╭─ Records shown

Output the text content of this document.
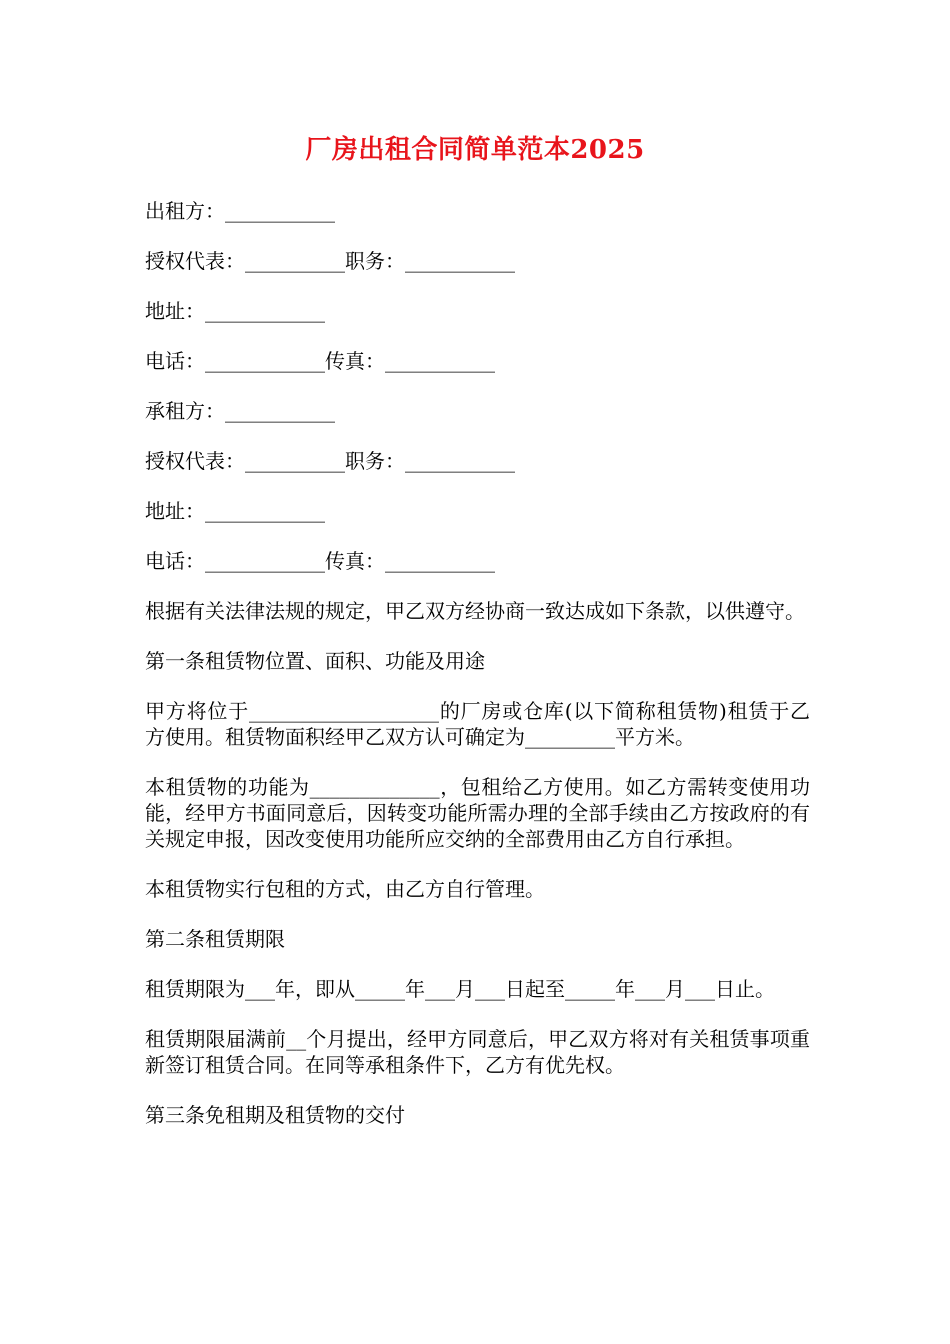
厂房出租合同简单范本2025
出租方：___________
授权代表：__________职务：___________
地址：____________
电话：____________传真：___________
承租方：___________
授权代表：__________职务：___________
地址：____________
电话：____________传真：___________
根据有关法律法规的规定，甲乙双方经协商一致达成如下条款，以供遵守。
第一条租赁物位置、面积、功能及用途
甲方将位于___________________的厂房或仓库(以下简称租赁物)租赁于乙方使用。租赁物面积经甲乙双方认可确定为_________平方米。
本租赁物的功能为_____________，包租给乙方使用。如乙方需转变使用功能，经甲方书面同意后，因转变功能所需办理的全部手续由乙方按政府的有关规定申报，因改变使用功能所应交纳的全部费用由乙方自行承担。
本租赁物实行包租的方式，由乙方自行管理。
第二条租赁期限
租赁期限为___年，即从_____年___月___日起至_____年___月___日止。
租赁期限届满前__个月提出，经甲方同意后，甲乙双方将对有关租赁事项重新签订租赁合同。在同等承租条件下，乙方有优先权。
第三条免租期及租赁物的交付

╰─

▸ Written task:
Repeat the entries exactly and keep the pictures out of the copy.

▸ The response:
Output the text content of this document.
厂房出租合同简单范本2025
出租方：___________
授权代表：__________职务：___________
地址：____________
电话：____________传真：___________
承租方：___________
授权代表：__________职务：___________
地址：____________
电话：____________传真：___________
根据有关法律法规的规定，甲乙双方经协商一致达成如下条款，以供遵守。
第一条租赁物位置、面积、功能及用途
甲方将位于___________________的厂房或仓库(以下简称租赁物)租赁于乙方使用。租赁物面积经甲乙双方认可确定为_________平方米。
本租赁物的功能为_____________，包租给乙方使用。如乙方需转变使用功能，经甲方书面同意后，因转变功能所需办理的全部手续由乙方按政府的有关规定申报，因改变使用功能所应交纳的全部费用由乙方自行承担。
本租赁物实行包租的方式，由乙方自行管理。
第二条租赁期限
租赁期限为___年，即从_____年___月___日起至_____年___月___日止。
租赁期限届满前__个月提出，经甲方同意后，甲乙双方将对有关租赁事项重新签订租赁合同。在同等承租条件下，乙方有优先权。
第三条免租期及租赁物的交付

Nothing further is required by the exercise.